* Begin EXTRACTED DATA *

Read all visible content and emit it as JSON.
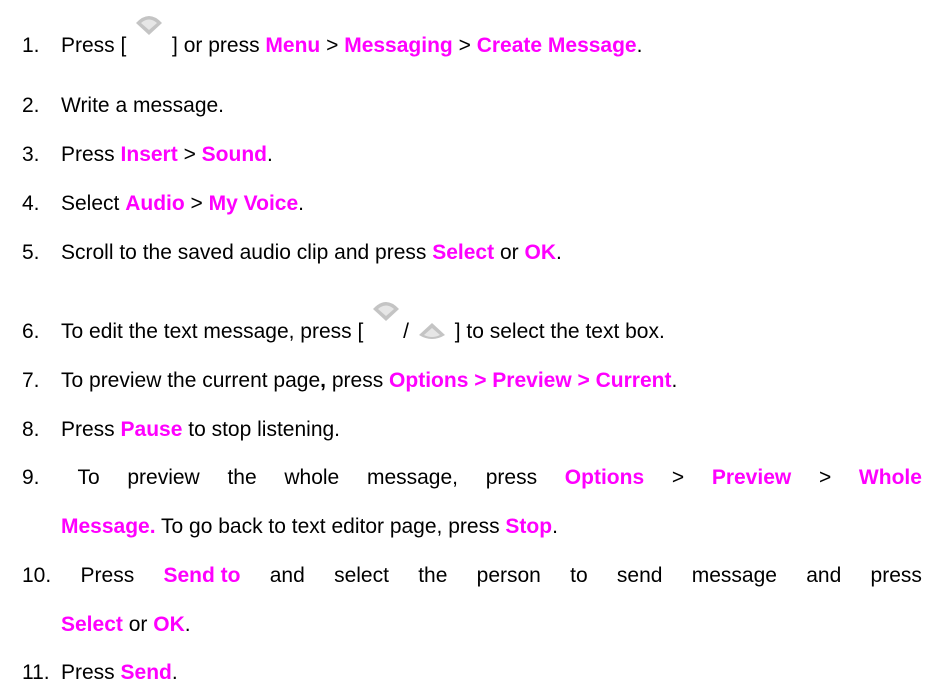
{
  "steps": [
    {
      "num": "1.",
      "t1": "Press [",
      "t2": "] or press",
      "h1": "Menu",
      "sep1": ">",
      "h2": "Messaging",
      "sep2": ">",
      "h3": "Create Message",
      "end": ".",
      "icon": "nav-up-key-icon"
    },
    {
      "num": "2.",
      "t1": "Write a message."
    },
    {
      "num": "3.",
      "t1": "Press",
      "h1": "Insert",
      "sep1": ">",
      "h2": "Sound",
      "end": "."
    },
    {
      "num": "4.",
      "t1": "Select",
      "h1": "Audio",
      "sep1": ">",
      "h2": "My Voice",
      "end": "."
    },
    {
      "num": "5.",
      "t1": "Scroll to the saved audio clip and press",
      "h1": "Select",
      "t2": "or",
      "h2": "OK",
      "end": "."
    },
    {
      "num": "6.",
      "t1": "To edit the text message, press [",
      "slash": "/",
      "t2": "] to select the text box.",
      "icon1": "nav-up-key-icon",
      "icon2": "nav-down-key-icon"
    },
    {
      "num": "7.",
      "t1": "To preview the current page",
      "comma": ",",
      "t2": "press",
      "h1": "Options > Preview > Current",
      "end": "."
    },
    {
      "num": "8.",
      "t1": "Press",
      "h1": "Pause",
      "t2": "to stop listening."
    },
    {
      "num": "9.",
      "line1": [
        "To",
        "preview",
        "the",
        "whole",
        "message,",
        "press"
      ],
      "h1": "Options",
      "sep1": ">",
      "h2": "Preview",
      "sep2": ">",
      "h3": "Whole",
      "h4": "Message.",
      "t2": "To go back to text editor page, press",
      "h5": "Stop",
      "end": "."
    },
    {
      "num": "10.",
      "t1": "Press",
      "h1": "Send to",
      "line1": [
        "and",
        "select",
        "the",
        "person",
        "to",
        "send",
        "message",
        "and",
        "press"
      ],
      "h2": "Select",
      "t2": "or",
      "h3": "OK",
      "end": "."
    },
    {
      "num": "11.",
      "t1": "Press",
      "h1": "Send",
      "end": "."
    }
  ],
  "colors": {
    "highlight": "#ff00ff",
    "text": "#000000",
    "icon": "#b8b8b8"
  }
}
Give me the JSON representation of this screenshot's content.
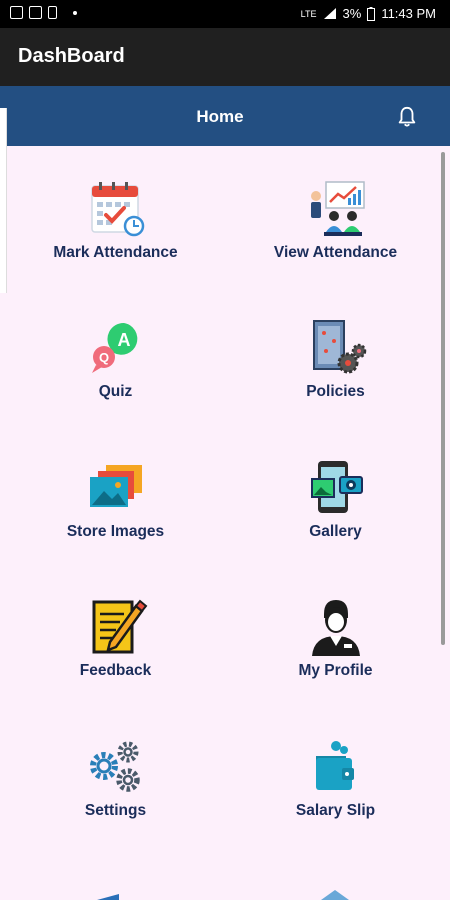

* End EXTRACTED DATA *

- WORK INSTRUCTIONS
Which lines include the word "text"? Copy every one of them.

- FULL RESPONSE
      "t1": "To edit the text message, press [",
      "t2": "] to select the text box.",
      "t2": "To go back to text editor page, press",
    "text": "#000000",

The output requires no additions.